EXERCISE INPUTS:
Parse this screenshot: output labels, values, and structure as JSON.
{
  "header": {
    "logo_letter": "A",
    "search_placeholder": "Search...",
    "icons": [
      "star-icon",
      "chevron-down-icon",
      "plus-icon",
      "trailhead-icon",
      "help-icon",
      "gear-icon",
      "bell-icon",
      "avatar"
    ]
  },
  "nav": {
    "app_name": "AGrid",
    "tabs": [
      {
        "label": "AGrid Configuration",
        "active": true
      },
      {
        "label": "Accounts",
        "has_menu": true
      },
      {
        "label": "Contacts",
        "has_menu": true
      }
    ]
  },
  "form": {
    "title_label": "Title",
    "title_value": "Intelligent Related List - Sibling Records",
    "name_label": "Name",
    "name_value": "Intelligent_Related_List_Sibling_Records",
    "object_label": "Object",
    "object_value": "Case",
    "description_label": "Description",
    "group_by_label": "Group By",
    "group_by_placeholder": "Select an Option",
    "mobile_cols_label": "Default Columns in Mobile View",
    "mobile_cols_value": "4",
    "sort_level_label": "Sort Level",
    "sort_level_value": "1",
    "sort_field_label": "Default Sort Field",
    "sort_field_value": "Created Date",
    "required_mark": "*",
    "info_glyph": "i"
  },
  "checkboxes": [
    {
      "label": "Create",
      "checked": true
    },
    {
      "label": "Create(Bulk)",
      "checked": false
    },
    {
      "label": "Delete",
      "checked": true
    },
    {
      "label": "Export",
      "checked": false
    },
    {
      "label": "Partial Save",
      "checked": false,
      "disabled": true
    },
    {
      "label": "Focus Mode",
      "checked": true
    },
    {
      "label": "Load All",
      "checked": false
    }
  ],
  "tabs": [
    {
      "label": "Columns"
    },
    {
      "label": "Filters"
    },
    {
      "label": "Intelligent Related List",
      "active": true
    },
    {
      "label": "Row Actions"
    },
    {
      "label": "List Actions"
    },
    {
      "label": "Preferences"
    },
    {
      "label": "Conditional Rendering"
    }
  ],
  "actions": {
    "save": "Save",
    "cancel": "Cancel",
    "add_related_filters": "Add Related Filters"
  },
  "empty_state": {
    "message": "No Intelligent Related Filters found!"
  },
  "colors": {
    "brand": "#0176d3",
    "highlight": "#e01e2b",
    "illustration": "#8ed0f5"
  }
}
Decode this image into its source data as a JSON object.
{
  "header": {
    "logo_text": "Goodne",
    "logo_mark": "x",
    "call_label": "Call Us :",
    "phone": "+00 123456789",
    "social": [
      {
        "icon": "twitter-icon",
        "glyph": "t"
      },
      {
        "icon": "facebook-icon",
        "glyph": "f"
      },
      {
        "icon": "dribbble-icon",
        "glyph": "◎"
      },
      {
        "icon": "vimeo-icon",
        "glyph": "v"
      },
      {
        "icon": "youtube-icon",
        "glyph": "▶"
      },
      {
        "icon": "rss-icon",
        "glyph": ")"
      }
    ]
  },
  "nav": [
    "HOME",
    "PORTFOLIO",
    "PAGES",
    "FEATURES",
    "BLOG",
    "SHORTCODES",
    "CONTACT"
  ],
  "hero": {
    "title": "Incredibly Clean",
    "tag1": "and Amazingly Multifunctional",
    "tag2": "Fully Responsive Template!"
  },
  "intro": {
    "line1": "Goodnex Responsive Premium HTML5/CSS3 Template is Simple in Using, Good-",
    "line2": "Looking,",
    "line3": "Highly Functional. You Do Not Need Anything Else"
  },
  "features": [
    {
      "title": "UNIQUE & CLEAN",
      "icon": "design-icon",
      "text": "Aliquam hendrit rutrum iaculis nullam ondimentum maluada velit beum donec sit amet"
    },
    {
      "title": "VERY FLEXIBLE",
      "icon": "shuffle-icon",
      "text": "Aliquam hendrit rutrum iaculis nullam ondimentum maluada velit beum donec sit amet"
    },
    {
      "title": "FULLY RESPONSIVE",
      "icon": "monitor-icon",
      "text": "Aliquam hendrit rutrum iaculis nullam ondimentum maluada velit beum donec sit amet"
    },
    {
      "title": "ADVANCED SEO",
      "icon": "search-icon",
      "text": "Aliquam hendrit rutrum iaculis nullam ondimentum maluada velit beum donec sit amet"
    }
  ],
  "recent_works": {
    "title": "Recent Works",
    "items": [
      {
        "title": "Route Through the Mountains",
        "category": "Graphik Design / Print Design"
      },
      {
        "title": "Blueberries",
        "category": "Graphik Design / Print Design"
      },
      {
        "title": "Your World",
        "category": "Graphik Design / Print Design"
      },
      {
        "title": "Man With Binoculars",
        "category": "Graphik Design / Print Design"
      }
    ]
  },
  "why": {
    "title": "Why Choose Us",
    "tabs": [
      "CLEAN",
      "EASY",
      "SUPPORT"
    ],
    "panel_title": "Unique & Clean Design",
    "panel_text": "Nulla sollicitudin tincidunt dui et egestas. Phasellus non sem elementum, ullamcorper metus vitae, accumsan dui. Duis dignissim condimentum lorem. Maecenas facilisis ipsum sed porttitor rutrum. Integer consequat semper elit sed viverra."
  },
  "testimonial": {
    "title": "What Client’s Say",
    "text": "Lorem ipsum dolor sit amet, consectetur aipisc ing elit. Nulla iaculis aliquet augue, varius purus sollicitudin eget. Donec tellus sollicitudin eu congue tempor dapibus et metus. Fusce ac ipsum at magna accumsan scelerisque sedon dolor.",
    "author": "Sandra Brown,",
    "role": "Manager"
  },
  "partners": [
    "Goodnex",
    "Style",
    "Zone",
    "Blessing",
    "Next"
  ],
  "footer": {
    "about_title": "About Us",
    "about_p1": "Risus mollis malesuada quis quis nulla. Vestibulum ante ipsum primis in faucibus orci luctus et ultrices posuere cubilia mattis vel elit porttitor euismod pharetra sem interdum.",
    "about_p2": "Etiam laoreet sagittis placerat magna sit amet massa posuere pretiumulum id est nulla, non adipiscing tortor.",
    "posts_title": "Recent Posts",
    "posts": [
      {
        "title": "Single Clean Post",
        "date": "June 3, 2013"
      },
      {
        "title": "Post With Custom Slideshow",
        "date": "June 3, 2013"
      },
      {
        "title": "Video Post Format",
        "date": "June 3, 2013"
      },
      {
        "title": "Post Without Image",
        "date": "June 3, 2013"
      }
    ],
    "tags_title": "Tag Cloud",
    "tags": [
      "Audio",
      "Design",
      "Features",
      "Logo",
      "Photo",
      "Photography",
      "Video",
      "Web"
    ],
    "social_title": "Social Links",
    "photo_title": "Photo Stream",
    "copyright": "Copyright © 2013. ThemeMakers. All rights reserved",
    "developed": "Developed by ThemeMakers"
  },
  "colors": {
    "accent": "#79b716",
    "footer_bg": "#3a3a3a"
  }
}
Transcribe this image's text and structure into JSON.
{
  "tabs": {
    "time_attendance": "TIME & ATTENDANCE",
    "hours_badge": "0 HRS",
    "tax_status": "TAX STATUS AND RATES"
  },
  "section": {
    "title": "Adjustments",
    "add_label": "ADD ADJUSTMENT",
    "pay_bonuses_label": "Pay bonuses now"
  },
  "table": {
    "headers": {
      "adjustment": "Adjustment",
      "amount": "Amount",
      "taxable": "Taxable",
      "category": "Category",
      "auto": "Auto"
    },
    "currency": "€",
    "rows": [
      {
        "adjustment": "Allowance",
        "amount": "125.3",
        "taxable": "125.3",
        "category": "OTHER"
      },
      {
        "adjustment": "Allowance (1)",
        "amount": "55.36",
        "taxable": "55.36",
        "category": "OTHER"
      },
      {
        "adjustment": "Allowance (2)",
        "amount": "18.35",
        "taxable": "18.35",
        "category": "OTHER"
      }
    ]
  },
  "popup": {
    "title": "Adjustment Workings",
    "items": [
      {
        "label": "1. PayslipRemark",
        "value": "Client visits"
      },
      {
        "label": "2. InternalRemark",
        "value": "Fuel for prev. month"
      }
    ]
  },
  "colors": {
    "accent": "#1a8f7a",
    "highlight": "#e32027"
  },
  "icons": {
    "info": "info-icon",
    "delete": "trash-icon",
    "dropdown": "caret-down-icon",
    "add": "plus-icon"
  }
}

WHAT TO DO: Looking at the listing above, count the lines that contain "amount" and give nothing but the number.

OUTPUT FOR THIS EXERCISE: 4